Given request: Scan the material for the word "Szombathely", and copy each line where it shows up.

Data extract:
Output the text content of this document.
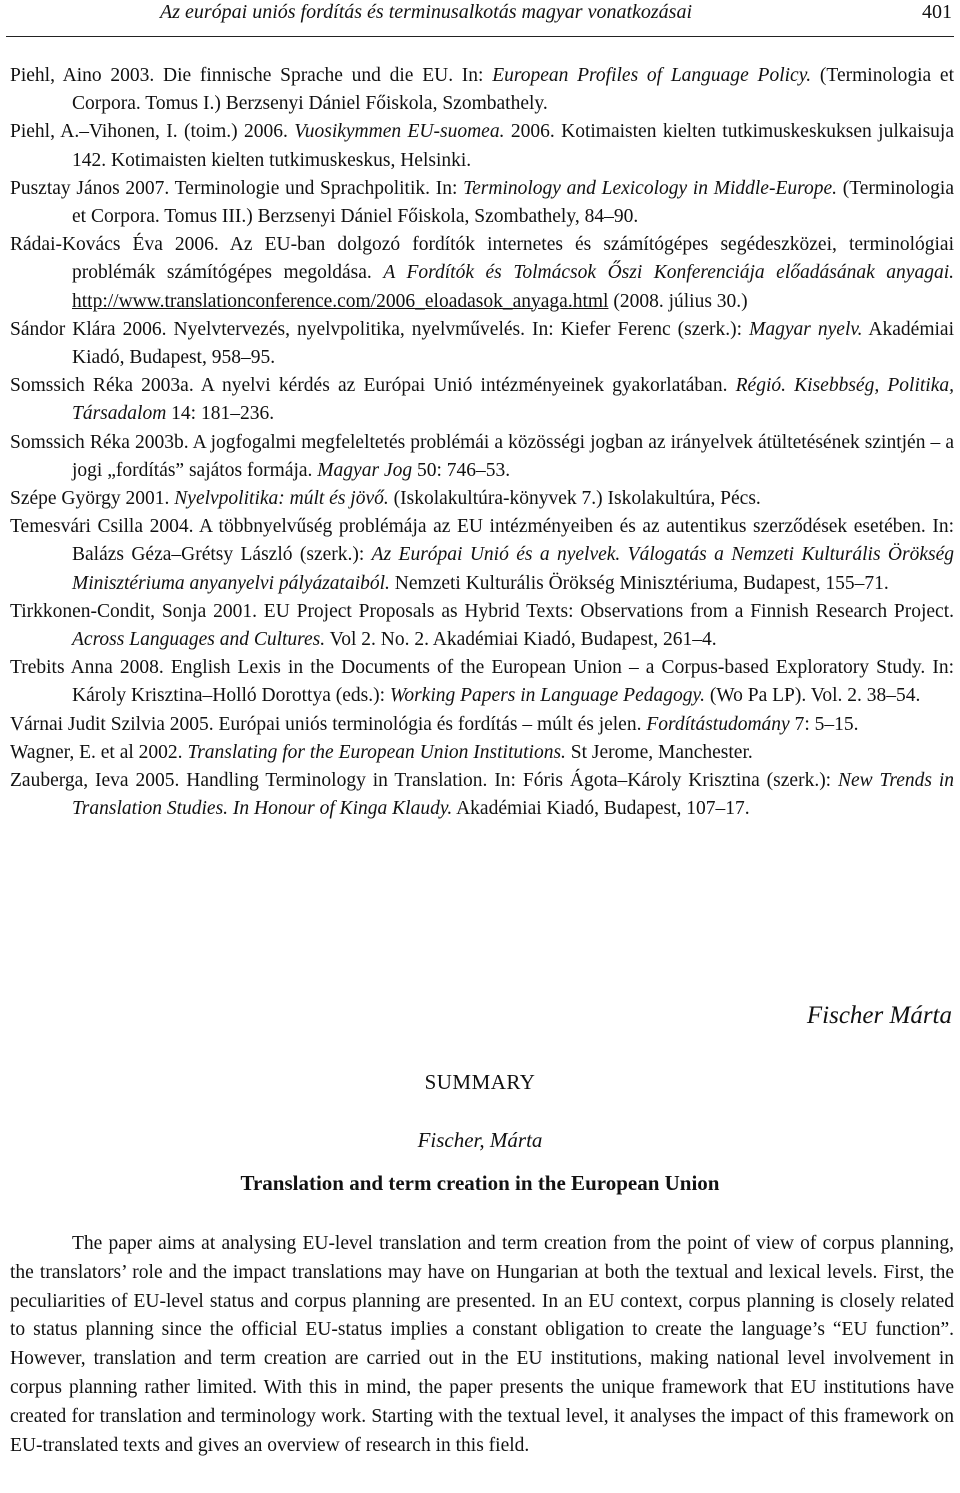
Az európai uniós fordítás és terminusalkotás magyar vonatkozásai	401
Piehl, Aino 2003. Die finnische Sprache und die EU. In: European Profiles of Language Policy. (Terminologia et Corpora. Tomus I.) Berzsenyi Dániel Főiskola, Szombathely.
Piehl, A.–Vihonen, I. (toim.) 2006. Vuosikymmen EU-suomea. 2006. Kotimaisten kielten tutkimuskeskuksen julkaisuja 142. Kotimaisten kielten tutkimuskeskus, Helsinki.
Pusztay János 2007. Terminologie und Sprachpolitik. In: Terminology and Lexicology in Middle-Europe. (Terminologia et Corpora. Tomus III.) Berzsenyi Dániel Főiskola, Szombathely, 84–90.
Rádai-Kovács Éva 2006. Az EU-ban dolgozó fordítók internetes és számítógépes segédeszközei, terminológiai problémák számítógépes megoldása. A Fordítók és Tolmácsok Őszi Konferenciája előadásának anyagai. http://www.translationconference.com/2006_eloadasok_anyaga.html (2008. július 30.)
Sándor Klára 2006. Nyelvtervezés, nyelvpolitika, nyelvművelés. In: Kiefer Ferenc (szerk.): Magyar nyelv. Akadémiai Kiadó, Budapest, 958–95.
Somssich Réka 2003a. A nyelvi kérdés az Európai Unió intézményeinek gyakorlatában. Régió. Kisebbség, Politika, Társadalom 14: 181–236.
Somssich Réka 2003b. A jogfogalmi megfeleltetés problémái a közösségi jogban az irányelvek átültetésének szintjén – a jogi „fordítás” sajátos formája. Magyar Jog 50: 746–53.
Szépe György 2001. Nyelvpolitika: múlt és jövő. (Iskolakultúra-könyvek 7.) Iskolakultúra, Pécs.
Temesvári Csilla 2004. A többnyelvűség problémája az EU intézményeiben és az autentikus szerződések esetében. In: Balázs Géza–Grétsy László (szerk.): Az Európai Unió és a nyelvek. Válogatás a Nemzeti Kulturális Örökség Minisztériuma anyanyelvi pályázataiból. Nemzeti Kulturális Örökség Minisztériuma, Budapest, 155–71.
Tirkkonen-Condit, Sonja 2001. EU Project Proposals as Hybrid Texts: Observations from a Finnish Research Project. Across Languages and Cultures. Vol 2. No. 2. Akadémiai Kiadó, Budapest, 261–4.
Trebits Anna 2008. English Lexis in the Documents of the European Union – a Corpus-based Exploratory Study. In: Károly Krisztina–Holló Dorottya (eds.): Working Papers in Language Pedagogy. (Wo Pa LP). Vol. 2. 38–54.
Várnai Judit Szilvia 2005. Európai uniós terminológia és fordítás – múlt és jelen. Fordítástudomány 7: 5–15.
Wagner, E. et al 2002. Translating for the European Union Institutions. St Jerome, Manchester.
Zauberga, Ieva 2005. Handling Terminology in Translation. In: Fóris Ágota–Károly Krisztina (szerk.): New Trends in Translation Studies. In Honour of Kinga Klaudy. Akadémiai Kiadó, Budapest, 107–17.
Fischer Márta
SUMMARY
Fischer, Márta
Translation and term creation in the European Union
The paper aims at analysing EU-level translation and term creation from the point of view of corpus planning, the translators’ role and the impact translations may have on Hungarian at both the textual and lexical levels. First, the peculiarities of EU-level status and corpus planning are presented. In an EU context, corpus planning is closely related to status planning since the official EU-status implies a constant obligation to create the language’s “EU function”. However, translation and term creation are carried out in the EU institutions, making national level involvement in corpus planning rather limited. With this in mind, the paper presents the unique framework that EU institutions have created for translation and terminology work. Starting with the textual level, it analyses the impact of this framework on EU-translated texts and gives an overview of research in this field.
---
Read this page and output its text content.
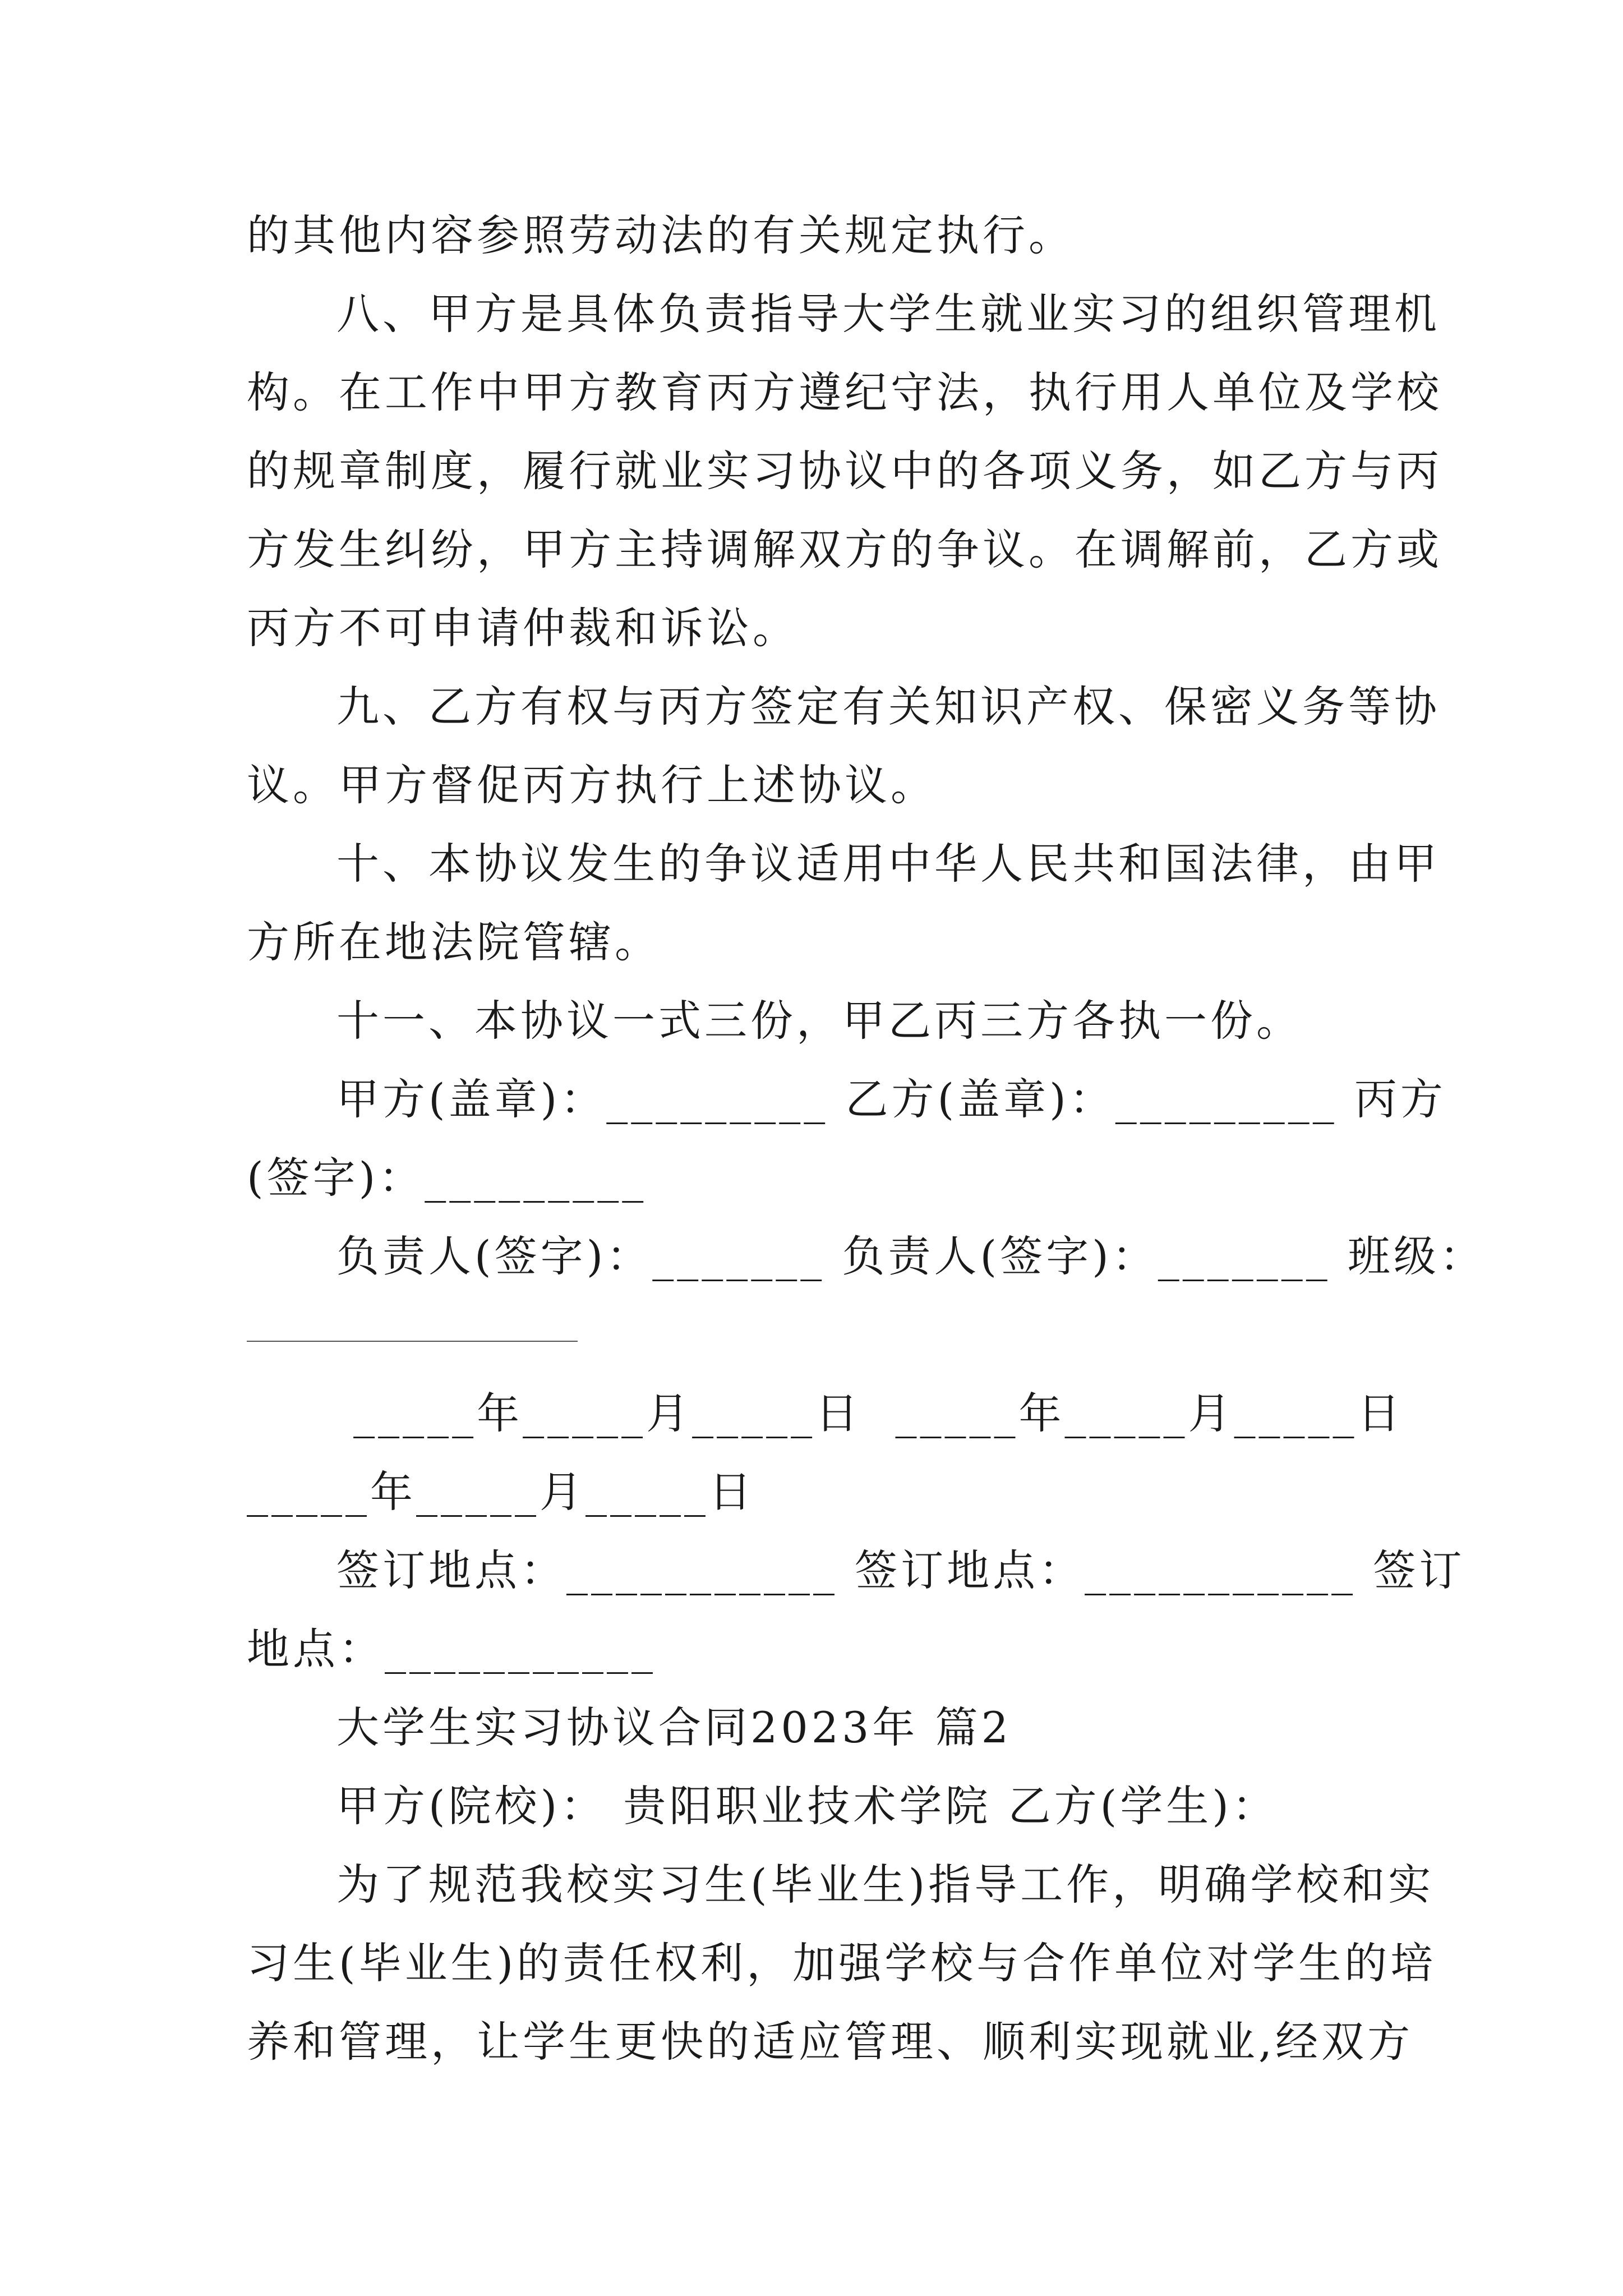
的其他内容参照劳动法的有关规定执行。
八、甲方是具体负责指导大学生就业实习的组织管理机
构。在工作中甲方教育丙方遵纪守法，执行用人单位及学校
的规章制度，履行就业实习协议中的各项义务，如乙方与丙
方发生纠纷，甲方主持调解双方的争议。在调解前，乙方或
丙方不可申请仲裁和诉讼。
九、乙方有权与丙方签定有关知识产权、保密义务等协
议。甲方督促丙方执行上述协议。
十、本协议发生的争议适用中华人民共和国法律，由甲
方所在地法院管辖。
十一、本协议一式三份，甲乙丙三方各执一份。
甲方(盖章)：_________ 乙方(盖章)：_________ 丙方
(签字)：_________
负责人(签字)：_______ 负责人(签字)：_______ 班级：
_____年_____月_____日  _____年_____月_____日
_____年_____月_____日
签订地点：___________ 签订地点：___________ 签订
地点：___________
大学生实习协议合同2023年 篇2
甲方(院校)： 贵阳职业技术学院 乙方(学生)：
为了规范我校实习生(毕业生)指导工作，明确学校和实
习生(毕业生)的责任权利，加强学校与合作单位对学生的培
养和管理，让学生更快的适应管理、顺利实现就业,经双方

Response to the exercise:
Piehl, Aino 2003. Die finnische Sprache und die EU. In: European Profiles of Language Policy. (Terminologia et Corpora. Tomus I.) Berzsenyi Dániel Főiskola, Szombathely.
Pusztay János 2007. Terminologie und Sprachpolitik. In: Terminology and Lexicology in Middle-Europe. (Terminologia et Corpora. Tomus III.) Berzsenyi Dániel Főiskola, Szombathely, 84–90.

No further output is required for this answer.